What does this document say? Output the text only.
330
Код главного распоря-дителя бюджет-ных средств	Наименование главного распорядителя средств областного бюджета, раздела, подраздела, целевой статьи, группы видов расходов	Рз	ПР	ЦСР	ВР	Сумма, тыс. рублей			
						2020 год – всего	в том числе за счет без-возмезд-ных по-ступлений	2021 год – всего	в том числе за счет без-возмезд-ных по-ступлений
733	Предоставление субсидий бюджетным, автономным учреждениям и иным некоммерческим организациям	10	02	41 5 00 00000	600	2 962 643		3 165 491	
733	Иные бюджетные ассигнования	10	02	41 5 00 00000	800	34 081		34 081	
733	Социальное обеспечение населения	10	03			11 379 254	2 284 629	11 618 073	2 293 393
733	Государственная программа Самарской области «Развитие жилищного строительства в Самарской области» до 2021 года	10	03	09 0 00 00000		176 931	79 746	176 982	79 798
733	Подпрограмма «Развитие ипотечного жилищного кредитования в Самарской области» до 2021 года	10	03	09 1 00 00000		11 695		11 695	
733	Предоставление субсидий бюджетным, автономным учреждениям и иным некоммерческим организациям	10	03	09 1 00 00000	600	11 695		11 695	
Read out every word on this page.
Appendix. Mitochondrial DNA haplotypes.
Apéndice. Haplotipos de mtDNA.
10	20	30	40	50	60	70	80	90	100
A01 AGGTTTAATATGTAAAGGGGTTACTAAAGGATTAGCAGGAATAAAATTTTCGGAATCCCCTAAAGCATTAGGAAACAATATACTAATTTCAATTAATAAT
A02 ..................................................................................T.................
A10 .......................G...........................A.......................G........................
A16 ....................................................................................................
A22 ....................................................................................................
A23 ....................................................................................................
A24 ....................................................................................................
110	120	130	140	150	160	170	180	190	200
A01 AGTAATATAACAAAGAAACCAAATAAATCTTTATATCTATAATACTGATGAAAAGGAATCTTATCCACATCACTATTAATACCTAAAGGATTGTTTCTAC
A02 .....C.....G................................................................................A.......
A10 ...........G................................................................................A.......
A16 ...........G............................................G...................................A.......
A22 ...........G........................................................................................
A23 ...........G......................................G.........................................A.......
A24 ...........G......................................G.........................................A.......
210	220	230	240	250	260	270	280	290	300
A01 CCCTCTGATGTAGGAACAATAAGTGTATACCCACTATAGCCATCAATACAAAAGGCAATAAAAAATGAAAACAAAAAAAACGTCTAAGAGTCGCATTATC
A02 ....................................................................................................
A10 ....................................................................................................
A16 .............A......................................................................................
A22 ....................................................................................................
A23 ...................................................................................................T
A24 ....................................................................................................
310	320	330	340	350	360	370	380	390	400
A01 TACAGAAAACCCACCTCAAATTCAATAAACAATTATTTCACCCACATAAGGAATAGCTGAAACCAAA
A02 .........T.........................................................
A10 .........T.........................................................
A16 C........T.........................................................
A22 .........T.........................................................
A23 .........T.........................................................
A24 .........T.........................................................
=-=-=
→ **Your objective**: Output the records exactly, including every line.

→ **Solution for this problem**:
What does this document say? Output the text only.
330
Код главного распоря-дителя бюджет-ных средств	Наименование главного распорядителя средств областного бюджета, раздела, подраздела, целевой статьи, группы видов расходов	Рз	ПР	ЦСР	ВР	Сумма, тыс. рублей			
						2020 год – всего	в том числе за счет без-возмезд-ных по-ступлений	2021 год – всего	в том числе за счет без-возмезд-ных по-ступлений
733	Предоставление субсидий бюджетным, автономным учреждениям и иным некоммерческим организациям	10	02	41 5 00 00000	600	2 962 643		3 165 491	
733	Иные бюджетные ассигнования	10	02	41 5 00 00000	800	34 081		34 081	
733	Социальное обеспечение населения	10	03			11 379 254	2 284 629	11 618 073	2 293 393
733	Государственная программа Самарской области «Развитие жилищного строительства в Самарской области» до 2021 года	10	03	09 0 00 00000		176 931	79 746	176 982	79 798
733	Подпрограмма «Развитие ипотечного жилищного кредитования в Самарской области» до 2021 года	10	03	09 1 00 00000		11 695		11 695	
733	Предоставление субсидий бюджетным, автономным учреждениям и иным некоммерческим организациям	10	03	09 1 00 00000	600	11 695		11 695	
Read out every word on this page.
Appendix. Mitochondrial DNA haplotypes.
Apéndice. Haplotipos de mtDNA.
10	20	30	40	50	60	70	80	90	100
A01 AGGTTTAATATGTAAAGGGGTTACTAAAGGATTAGCAGGAATAAAATTTTCGGAATCCCCTAAAGCATTAGGAAACAATATACTAATTTCAATTAATAAT
A02 ..................................................................................T.................
A10 .......................G...........................A.......................G........................
A16 ....................................................................................................
A22 ....................................................................................................
A23 ....................................................................................................
A24 ....................................................................................................
110	120	130	140	150	160	170	180	190	200
A01 AGTAATATAACAAAGAAACCAAATAAATCTTTATATCTATAATACTGATGAAAAGGAATCTTATCCACATCACTATTAATACCTAAAGGATTGTTTCTAC
A02 .....C.....G................................................................................A.......
A10 ...........G................................................................................A.......
A16 ...........G............................................G...................................A.......
A22 ...........G........................................................................................
A23 ...........G......................................G.........................................A.......
A24 ...........G......................................G.........................................A.......
210	220	230	240	250	260	270	280	290	300
A01 CCCTCTGATGTAGGAACAATAAGTGTATACCCACTATAGCCATCAATACAAAAGGCAATAAAAAATGAAAACAAAAAAAACGTCTAAGAGTCGCATTATC
A02 ....................................................................................................
A10 ....................................................................................................
A16 .............A......................................................................................
A22 ....................................................................................................
A23 ...................................................................................................T
A24 ....................................................................................................
310	320	330	340	350	360	370	380	390	400
A01 TACAGAAAACCCACCTCAAATTCAATAAACAATTATTTCACCCACATAAGGAATAGCTGAAACCAAA
A02 .........T.........................................................
A10 .........T.........................................................
A16 C........T.........................................................
A22 .........T.........................................................
A23 .........T.........................................................
A24 .........T.........................................................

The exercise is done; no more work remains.